Every record must be repeated exactly; omit any pictures they contain.

^^^^^^^^^^^^^^^^

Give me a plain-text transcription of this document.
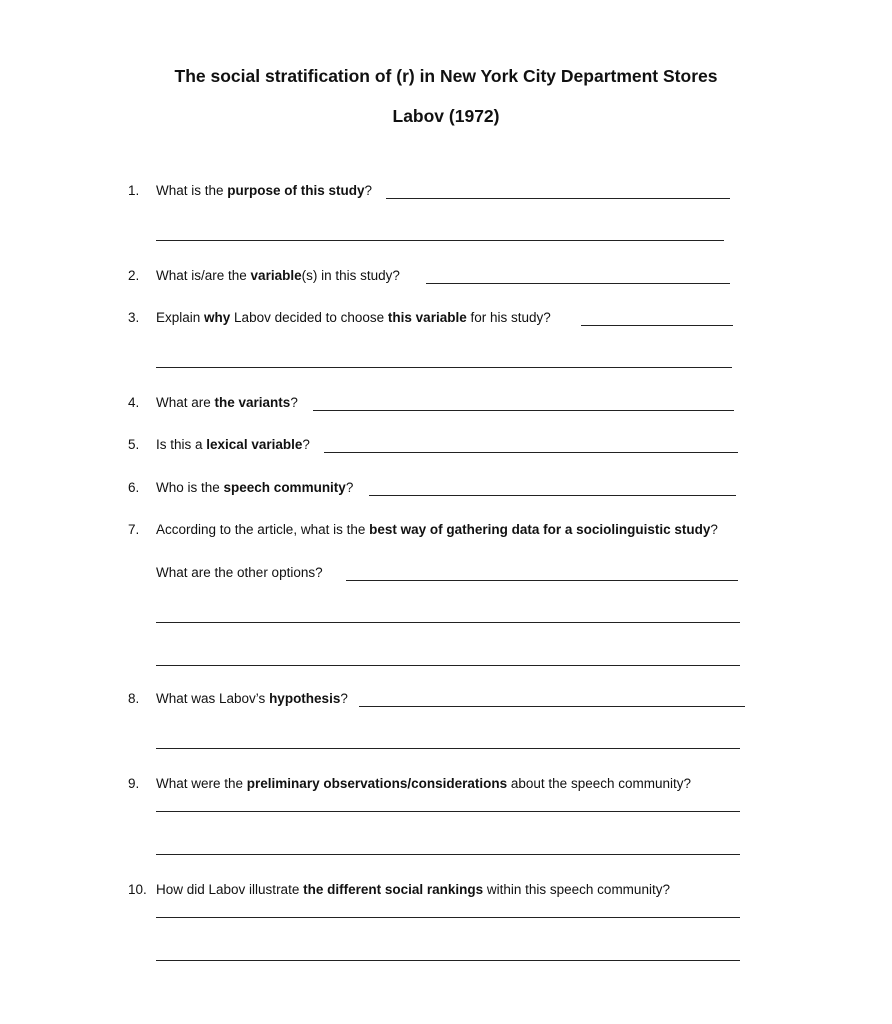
The social stratification of (r) in New York City Department Stores
Labov (1972)
1. What is the purpose of this study?
2. What is/are the variable(s) in this study?
3. Explain why Labov decided to choose this variable for his study?
4. What are the variants?
5. Is this a lexical variable?
6. Who is the speech community?
7. According to the article, what is the best way of gathering data for a sociolinguistic study?
What are the other options?
8. What was Labov’s hypothesis?
9. What were the preliminary observations/considerations about the speech community?
10. How did Labov illustrate the different social rankings within this speech community?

^^^^^^^^^^^^^^^^

> **TASK RESULT**:
Give me a plain-text transcription of this document.
The social stratification of (r) in New York City Department Stores
Labov (1972)
1. What is the purpose of this study?
2. What is/are the variable(s) in this study?
3. Explain why Labov decided to choose this variable for his study?
4. What are the variants?
5. Is this a lexical variable?
6. Who is the speech community?
7. According to the article, what is the best way of gathering data for a sociolinguistic study?
What are the other options?
8. What was Labov’s hypothesis?
9. What were the preliminary observations/considerations about the speech community?
10. How did Labov illustrate the different social rankings within this speech community?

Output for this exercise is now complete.